[START OF Input for this task]

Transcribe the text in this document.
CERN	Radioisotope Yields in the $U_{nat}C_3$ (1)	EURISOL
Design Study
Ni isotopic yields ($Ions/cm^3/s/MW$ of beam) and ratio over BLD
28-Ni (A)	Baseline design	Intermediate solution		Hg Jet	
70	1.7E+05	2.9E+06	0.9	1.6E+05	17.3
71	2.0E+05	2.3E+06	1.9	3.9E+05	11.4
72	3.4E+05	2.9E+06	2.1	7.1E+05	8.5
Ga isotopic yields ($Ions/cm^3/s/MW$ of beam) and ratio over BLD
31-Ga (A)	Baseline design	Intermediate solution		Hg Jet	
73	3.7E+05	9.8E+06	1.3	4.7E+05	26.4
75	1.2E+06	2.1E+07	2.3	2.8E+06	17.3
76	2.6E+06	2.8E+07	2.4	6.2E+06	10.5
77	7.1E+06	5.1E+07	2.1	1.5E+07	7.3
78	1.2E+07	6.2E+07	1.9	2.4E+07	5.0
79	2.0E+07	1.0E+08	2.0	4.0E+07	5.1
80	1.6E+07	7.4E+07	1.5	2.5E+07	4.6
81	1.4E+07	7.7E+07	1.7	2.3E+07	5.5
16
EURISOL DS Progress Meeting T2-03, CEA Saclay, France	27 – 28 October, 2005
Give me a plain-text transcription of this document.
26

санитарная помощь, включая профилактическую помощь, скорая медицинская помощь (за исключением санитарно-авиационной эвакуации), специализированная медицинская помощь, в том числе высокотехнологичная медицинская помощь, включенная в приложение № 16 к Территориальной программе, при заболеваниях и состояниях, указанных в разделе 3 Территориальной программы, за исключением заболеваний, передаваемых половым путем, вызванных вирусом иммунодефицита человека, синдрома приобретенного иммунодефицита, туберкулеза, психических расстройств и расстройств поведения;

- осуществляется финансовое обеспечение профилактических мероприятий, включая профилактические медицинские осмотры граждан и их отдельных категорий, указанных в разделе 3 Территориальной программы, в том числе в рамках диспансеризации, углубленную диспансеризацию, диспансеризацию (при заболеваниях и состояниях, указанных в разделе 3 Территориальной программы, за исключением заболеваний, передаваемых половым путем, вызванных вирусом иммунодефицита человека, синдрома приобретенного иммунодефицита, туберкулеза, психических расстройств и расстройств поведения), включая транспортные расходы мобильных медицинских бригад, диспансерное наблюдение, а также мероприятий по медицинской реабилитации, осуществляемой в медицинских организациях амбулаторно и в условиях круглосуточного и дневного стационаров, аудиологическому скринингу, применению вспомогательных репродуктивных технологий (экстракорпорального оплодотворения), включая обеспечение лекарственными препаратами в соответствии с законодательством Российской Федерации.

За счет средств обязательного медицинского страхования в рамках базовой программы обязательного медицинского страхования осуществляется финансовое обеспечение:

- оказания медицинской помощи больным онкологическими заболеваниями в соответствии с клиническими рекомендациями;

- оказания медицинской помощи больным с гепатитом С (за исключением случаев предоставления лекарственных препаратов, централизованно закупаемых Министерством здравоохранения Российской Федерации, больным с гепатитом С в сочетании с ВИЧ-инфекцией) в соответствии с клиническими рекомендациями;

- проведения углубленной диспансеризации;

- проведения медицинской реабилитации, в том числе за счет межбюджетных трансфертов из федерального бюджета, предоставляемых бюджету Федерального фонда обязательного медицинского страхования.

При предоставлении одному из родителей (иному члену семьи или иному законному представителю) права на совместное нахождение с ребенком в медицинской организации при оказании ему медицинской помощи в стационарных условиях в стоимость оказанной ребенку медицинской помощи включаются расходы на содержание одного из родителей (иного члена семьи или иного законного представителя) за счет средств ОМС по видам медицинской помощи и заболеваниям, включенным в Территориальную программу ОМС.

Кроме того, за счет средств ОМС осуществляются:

[END OF Input for this task]

**Instruction:**
Go through the records above and retype each one exactly.

**Expected answer:**
Transcribe the text in this document.
CERN	Radioisotope Yields in the $U_{nat}C_3$ (1)	EURISOL
Design Study
Ni isotopic yields ($Ions/cm^3/s/MW$ of beam) and ratio over BLD
28-Ni (A)	Baseline design	Intermediate solution		Hg Jet	
70	1.7E+05	2.9E+06	0.9	1.6E+05	17.3
71	2.0E+05	2.3E+06	1.9	3.9E+05	11.4
72	3.4E+05	2.9E+06	2.1	7.1E+05	8.5
Ga isotopic yields ($Ions/cm^3/s/MW$ of beam) and ratio over BLD
31-Ga (A)	Baseline design	Intermediate solution		Hg Jet	
73	3.7E+05	9.8E+06	1.3	4.7E+05	26.4
75	1.2E+06	2.1E+07	2.3	2.8E+06	17.3
76	2.6E+06	2.8E+07	2.4	6.2E+06	10.5
77	7.1E+06	5.1E+07	2.1	1.5E+07	7.3
78	1.2E+07	6.2E+07	1.9	2.4E+07	5.0
79	2.0E+07	1.0E+08	2.0	4.0E+07	5.1
80	1.6E+07	7.4E+07	1.5	2.5E+07	4.6
81	1.4E+07	7.7E+07	1.7	2.3E+07	5.5
16
EURISOL DS Progress Meeting T2-03, CEA Saclay, France	27 – 28 October, 2005
Give me a plain-text transcription of this document.
26

санитарная помощь, включая профилактическую помощь, скорая медицинская помощь (за исключением санитарно-авиационной эвакуации), специализированная медицинская помощь, в том числе высокотехнологичная медицинская помощь, включенная в приложение № 16 к Территориальной программе, при заболеваниях и состояниях, указанных в разделе 3 Территориальной программы, за исключением заболеваний, передаваемых половым путем, вызванных вирусом иммунодефицита человека, синдрома приобретенного иммунодефицита, туберкулеза, психических расстройств и расстройств поведения;

- осуществляется финансовое обеспечение профилактических мероприятий, включая профилактические медицинские осмотры граждан и их отдельных категорий, указанных в разделе 3 Территориальной программы, в том числе в рамках диспансеризации, углубленную диспансеризацию, диспансеризацию (при заболеваниях и состояниях, указанных в разделе 3 Территориальной программы, за исключением заболеваний, передаваемых половым путем, вызванных вирусом иммунодефицита человека, синдрома приобретенного иммунодефицита, туберкулеза, психических расстройств и расстройств поведения), включая транспортные расходы мобильных медицинских бригад, диспансерное наблюдение, а также мероприятий по медицинской реабилитации, осуществляемой в медицинских организациях амбулаторно и в условиях круглосуточного и дневного стационаров, аудиологическому скринингу, применению вспомогательных репродуктивных технологий (экстракорпорального оплодотворения), включая обеспечение лекарственными препаратами в соответствии с законодательством Российской Федерации.

За счет средств обязательного медицинского страхования в рамках базовой программы обязательного медицинского страхования осуществляется финансовое обеспечение:

- оказания медицинской помощи больным онкологическими заболеваниями в соответствии с клиническими рекомендациями;

- оказания медицинской помощи больным с гепатитом С (за исключением случаев предоставления лекарственных препаратов, централизованно закупаемых Министерством здравоохранения Российской Федерации, больным с гепатитом С в сочетании с ВИЧ-инфекцией) в соответствии с клиническими рекомендациями;

- проведения углубленной диспансеризации;

- проведения медицинской реабилитации, в том числе за счет межбюджетных трансфертов из федерального бюджета, предоставляемых бюджету Федерального фонда обязательного медицинского страхования.

При предоставлении одному из родителей (иному члену семьи или иному законному представителю) права на совместное нахождение с ребенком в медицинской организации при оказании ему медицинской помощи в стационарных условиях в стоимость оказанной ребенку медицинской помощи включаются расходы на содержание одного из родителей (иного члена семьи или иного законного представителя) за счет средств ОМС по видам медицинской помощи и заболеваниям, включенным в Территориальную программу ОМС.

Кроме того, за счет средств ОМС осуществляются:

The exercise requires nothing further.